--- Information shown ---
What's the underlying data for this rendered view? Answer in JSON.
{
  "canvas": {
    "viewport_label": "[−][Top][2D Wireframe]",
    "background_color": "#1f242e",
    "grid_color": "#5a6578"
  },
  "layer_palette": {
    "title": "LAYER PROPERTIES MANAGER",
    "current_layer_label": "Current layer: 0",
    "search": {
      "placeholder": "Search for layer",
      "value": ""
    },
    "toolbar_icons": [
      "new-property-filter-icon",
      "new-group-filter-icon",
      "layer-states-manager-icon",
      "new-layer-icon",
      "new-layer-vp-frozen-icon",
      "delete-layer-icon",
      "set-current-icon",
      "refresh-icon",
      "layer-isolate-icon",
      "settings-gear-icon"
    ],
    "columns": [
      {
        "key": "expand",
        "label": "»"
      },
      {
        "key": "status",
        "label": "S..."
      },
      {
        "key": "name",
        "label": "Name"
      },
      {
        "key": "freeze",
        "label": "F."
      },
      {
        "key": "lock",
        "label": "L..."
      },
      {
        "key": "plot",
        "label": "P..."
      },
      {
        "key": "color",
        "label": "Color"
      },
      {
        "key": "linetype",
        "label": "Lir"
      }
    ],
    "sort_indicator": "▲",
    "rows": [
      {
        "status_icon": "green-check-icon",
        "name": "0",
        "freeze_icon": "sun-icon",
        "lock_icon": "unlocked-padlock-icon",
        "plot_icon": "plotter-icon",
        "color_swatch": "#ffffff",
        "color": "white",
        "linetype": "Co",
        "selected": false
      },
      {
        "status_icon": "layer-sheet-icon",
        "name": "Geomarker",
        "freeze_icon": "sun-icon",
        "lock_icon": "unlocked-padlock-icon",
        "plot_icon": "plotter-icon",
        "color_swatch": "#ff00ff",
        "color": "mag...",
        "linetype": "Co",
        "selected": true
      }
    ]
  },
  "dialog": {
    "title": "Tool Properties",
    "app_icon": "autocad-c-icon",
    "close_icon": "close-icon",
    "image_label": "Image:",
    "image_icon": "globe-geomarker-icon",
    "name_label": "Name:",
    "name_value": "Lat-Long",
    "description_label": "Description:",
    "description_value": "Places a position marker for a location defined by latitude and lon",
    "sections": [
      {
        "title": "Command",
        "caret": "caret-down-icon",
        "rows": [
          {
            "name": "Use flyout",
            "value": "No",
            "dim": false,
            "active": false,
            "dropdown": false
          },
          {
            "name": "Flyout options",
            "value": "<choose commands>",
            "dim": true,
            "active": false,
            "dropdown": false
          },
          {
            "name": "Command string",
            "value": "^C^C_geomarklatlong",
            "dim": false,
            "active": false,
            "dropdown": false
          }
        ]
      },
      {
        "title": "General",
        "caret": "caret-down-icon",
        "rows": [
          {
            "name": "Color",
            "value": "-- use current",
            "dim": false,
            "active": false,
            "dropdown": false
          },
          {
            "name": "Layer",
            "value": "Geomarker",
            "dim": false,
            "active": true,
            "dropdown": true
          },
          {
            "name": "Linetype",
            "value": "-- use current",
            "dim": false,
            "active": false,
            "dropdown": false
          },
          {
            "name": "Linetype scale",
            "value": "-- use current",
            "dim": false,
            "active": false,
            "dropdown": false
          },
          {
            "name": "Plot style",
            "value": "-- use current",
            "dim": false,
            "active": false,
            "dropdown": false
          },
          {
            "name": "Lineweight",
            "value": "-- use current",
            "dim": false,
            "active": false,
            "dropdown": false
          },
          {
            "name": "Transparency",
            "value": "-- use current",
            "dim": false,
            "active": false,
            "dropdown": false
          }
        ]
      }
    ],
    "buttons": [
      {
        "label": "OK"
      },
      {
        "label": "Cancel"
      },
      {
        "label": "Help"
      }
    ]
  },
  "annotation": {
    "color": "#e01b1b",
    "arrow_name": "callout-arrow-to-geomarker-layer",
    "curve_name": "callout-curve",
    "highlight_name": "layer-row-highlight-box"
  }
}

--- Aim ---
Which lines hold the word "true"? Copy each of them from the records.

--- Output below ---
        "selected": true
            "dim": true,
            "active": true,
            "dropdown": true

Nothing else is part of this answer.